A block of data
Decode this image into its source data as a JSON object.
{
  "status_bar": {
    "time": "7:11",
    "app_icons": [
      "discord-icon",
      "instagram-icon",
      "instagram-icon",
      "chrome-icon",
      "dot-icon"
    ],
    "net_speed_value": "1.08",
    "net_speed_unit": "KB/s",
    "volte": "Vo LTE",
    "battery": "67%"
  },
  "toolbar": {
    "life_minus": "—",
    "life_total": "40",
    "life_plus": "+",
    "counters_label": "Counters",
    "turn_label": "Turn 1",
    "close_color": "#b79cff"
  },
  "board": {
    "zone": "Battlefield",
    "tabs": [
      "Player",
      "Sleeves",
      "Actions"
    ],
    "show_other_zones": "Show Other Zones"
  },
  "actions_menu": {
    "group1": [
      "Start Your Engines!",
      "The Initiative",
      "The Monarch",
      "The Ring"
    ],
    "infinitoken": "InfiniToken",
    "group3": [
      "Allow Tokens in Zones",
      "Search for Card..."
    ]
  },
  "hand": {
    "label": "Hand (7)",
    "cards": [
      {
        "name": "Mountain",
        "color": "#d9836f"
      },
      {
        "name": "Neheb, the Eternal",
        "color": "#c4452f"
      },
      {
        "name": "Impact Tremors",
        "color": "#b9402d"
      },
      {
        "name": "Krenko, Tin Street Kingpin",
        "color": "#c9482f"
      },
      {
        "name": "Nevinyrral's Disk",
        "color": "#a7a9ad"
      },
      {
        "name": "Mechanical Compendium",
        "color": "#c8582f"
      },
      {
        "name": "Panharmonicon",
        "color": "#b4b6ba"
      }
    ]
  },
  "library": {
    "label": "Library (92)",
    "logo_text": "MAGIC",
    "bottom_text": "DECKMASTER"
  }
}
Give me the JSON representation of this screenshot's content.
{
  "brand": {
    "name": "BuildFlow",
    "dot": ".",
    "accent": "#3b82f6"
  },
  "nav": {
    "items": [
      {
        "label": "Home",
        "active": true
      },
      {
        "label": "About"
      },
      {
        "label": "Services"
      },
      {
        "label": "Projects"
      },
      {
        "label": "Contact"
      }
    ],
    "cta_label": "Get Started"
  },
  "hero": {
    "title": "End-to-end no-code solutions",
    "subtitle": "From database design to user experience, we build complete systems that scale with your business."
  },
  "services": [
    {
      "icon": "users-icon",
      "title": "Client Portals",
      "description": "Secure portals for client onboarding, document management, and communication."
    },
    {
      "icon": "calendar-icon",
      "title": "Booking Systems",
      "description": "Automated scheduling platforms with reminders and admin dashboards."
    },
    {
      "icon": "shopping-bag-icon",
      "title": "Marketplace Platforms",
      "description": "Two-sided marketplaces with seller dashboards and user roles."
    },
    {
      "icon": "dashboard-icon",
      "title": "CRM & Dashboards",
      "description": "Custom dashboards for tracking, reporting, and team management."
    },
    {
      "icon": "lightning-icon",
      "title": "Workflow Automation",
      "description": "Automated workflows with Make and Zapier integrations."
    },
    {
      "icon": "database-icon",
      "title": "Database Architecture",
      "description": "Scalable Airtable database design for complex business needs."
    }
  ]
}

* _YOUR TASK_
Give the listing again, word for word.

* _RESPONSE_
Decode this image into its source data as a JSON object.
{
  "status_bar": {
    "time": "7:11",
    "app_icons": [
      "discord-icon",
      "instagram-icon",
      "instagram-icon",
      "chrome-icon",
      "dot-icon"
    ],
    "net_speed_value": "1.08",
    "net_speed_unit": "KB/s",
    "volte": "Vo LTE",
    "battery": "67%"
  },
  "toolbar": {
    "life_minus": "—",
    "life_total": "40",
    "life_plus": "+",
    "counters_label": "Counters",
    "turn_label": "Turn 1",
    "close_color": "#b79cff"
  },
  "board": {
    "zone": "Battlefield",
    "tabs": [
      "Player",
      "Sleeves",
      "Actions"
    ],
    "show_other_zones": "Show Other Zones"
  },
  "actions_menu": {
    "group1": [
      "Start Your Engines!",
      "The Initiative",
      "The Monarch",
      "The Ring"
    ],
    "infinitoken": "InfiniToken",
    "group3": [
      "Allow Tokens in Zones",
      "Search for Card..."
    ]
  },
  "hand": {
    "label": "Hand (7)",
    "cards": [
      {
        "name": "Mountain",
        "color": "#d9836f"
      },
      {
        "name": "Neheb, the Eternal",
        "color": "#c4452f"
      },
      {
        "name": "Impact Tremors",
        "color": "#b9402d"
      },
      {
        "name": "Krenko, Tin Street Kingpin",
        "color": "#c9482f"
      },
      {
        "name": "Nevinyrral's Disk",
        "color": "#a7a9ad"
      },
      {
        "name": "Mechanical Compendium",
        "color": "#c8582f"
      },
      {
        "name": "Panharmonicon",
        "color": "#b4b6ba"
      }
    ]
  },
  "library": {
    "label": "Library (92)",
    "logo_text": "MAGIC",
    "bottom_text": "DECKMASTER"
  }
}
Give me the JSON representation of this screenshot's content.
{
  "brand": {
    "name": "BuildFlow",
    "dot": ".",
    "accent": "#3b82f6"
  },
  "nav": {
    "items": [
      {
        "label": "Home",
        "active": true
      },
      {
        "label": "About"
      },
      {
        "label": "Services"
      },
      {
        "label": "Projects"
      },
      {
        "label": "Contact"
      }
    ],
    "cta_label": "Get Started"
  },
  "hero": {
    "title": "End-to-end no-code solutions",
    "subtitle": "From database design to user experience, we build complete systems that scale with your business."
  },
  "services": [
    {
      "icon": "users-icon",
      "title": "Client Portals",
      "description": "Secure portals for client onboarding, document management, and communication."
    },
    {
      "icon": "calendar-icon",
      "title": "Booking Systems",
      "description": "Automated scheduling platforms with reminders and admin dashboards."
    },
    {
      "icon": "shopping-bag-icon",
      "title": "Marketplace Platforms",
      "description": "Two-sided marketplaces with seller dashboards and user roles."
    },
    {
      "icon": "dashboard-icon",
      "title": "CRM & Dashboards",
      "description": "Custom dashboards for tracking, reporting, and team management."
    },
    {
      "icon": "lightning-icon",
      "title": "Workflow Automation",
      "description": "Automated workflows with Make and Zapier integrations."
    },
    {
      "icon": "database-icon",
      "title": "Database Architecture",
      "description": "Scalable Airtable database design for complex business needs."
    }
  ]
}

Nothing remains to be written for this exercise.